### [The request]
Each line below should be reproduced without any alteration.

*-*-*

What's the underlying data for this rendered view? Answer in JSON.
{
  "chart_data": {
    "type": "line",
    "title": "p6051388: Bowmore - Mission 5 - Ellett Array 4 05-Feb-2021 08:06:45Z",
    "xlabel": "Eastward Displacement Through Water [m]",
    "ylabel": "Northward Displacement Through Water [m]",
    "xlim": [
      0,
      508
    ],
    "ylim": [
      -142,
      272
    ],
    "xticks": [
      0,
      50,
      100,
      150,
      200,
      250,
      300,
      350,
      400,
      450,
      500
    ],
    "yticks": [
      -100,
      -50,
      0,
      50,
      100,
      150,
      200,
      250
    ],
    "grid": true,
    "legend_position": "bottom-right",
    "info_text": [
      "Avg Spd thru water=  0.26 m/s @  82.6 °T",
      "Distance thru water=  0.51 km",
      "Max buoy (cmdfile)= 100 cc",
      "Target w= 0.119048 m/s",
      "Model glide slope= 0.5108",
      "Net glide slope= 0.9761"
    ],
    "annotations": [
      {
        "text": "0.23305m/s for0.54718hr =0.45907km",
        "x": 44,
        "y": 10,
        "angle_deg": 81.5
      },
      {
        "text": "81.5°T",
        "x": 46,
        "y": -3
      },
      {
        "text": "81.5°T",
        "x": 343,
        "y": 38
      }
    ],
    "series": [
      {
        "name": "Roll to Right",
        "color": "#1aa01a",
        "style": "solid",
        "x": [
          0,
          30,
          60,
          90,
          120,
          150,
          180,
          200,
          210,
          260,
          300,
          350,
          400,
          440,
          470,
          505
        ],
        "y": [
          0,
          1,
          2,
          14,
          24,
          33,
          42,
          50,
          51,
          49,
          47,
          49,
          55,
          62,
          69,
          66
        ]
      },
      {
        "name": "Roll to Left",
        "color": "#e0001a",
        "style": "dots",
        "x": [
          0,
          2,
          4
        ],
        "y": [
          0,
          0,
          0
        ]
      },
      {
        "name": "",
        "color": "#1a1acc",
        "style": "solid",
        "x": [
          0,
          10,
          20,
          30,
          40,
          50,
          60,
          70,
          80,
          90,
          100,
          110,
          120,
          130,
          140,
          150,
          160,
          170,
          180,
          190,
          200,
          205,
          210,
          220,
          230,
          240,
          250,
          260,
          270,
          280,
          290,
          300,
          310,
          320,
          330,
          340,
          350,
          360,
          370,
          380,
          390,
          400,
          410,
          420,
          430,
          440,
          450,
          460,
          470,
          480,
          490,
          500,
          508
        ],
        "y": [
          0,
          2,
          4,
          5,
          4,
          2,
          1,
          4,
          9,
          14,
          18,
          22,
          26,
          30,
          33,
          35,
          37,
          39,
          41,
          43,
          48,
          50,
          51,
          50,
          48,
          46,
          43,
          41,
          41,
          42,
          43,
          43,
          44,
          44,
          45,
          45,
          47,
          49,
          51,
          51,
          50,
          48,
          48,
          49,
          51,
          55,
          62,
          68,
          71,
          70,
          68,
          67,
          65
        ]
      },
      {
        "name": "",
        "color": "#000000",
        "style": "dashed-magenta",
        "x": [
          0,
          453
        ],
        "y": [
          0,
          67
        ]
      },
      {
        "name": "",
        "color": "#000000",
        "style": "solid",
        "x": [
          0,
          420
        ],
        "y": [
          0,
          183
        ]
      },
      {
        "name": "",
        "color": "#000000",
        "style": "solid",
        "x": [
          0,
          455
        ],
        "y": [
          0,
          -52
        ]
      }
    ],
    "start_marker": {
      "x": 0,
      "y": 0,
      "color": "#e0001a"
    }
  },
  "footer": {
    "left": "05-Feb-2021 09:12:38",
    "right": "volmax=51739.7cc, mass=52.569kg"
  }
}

*-*-*

### [Full solution]
What's the underlying data for this rendered view? Answer in JSON.
{
  "chart_data": {
    "type": "line",
    "title": "p6051388: Bowmore - Mission 5 - Ellett Array 4 05-Feb-2021 08:06:45Z",
    "xlabel": "Eastward Displacement Through Water [m]",
    "ylabel": "Northward Displacement Through Water [m]",
    "xlim": [
      0,
      508
    ],
    "ylim": [
      -142,
      272
    ],
    "xticks": [
      0,
      50,
      100,
      150,
      200,
      250,
      300,
      350,
      400,
      450,
      500
    ],
    "yticks": [
      -100,
      -50,
      0,
      50,
      100,
      150,
      200,
      250
    ],
    "grid": true,
    "legend_position": "bottom-right",
    "info_text": [
      "Avg Spd thru water=  0.26 m/s @  82.6 °T",
      "Distance thru water=  0.51 km",
      "Max buoy (cmdfile)= 100 cc",
      "Target w= 0.119048 m/s",
      "Model glide slope= 0.5108",
      "Net glide slope= 0.9761"
    ],
    "annotations": [
      {
        "text": "0.23305m/s for0.54718hr =0.45907km",
        "x": 44,
        "y": 10,
        "angle_deg": 81.5
      },
      {
        "text": "81.5°T",
        "x": 46,
        "y": -3
      },
      {
        "text": "81.5°T",
        "x": 343,
        "y": 38
      }
    ],
    "series": [
      {
        "name": "Roll to Right",
        "color": "#1aa01a",
        "style": "solid",
        "x": [
          0,
          30,
          60,
          90,
          120,
          150,
          180,
          200,
          210,
          260,
          300,
          350,
          400,
          440,
          470,
          505
        ],
        "y": [
          0,
          1,
          2,
          14,
          24,
          33,
          42,
          50,
          51,
          49,
          47,
          49,
          55,
          62,
          69,
          66
        ]
      },
      {
        "name": "Roll to Left",
        "color": "#e0001a",
        "style": "dots",
        "x": [
          0,
          2,
          4
        ],
        "y": [
          0,
          0,
          0
        ]
      },
      {
        "name": "",
        "color": "#1a1acc",
        "style": "solid",
        "x": [
          0,
          10,
          20,
          30,
          40,
          50,
          60,
          70,
          80,
          90,
          100,
          110,
          120,
          130,
          140,
          150,
          160,
          170,
          180,
          190,
          200,
          205,
          210,
          220,
          230,
          240,
          250,
          260,
          270,
          280,
          290,
          300,
          310,
          320,
          330,
          340,
          350,
          360,
          370,
          380,
          390,
          400,
          410,
          420,
          430,
          440,
          450,
          460,
          470,
          480,
          490,
          500,
          508
        ],
        "y": [
          0,
          2,
          4,
          5,
          4,
          2,
          1,
          4,
          9,
          14,
          18,
          22,
          26,
          30,
          33,
          35,
          37,
          39,
          41,
          43,
          48,
          50,
          51,
          50,
          48,
          46,
          43,
          41,
          41,
          42,
          43,
          43,
          44,
          44,
          45,
          45,
          47,
          49,
          51,
          51,
          50,
          48,
          48,
          49,
          51,
          55,
          62,
          68,
          71,
          70,
          68,
          67,
          65
        ]
      },
      {
        "name": "",
        "color": "#000000",
        "style": "dashed-magenta",
        "x": [
          0,
          453
        ],
        "y": [
          0,
          67
        ]
      },
      {
        "name": "",
        "color": "#000000",
        "style": "solid",
        "x": [
          0,
          420
        ],
        "y": [
          0,
          183
        ]
      },
      {
        "name": "",
        "color": "#000000",
        "style": "solid",
        "x": [
          0,
          455
        ],
        "y": [
          0,
          -52
        ]
      }
    ],
    "start_marker": {
      "x": 0,
      "y": 0,
      "color": "#e0001a"
    }
  },
  "footer": {
    "left": "05-Feb-2021 09:12:38",
    "right": "volmax=51739.7cc, mass=52.569kg"
  }
}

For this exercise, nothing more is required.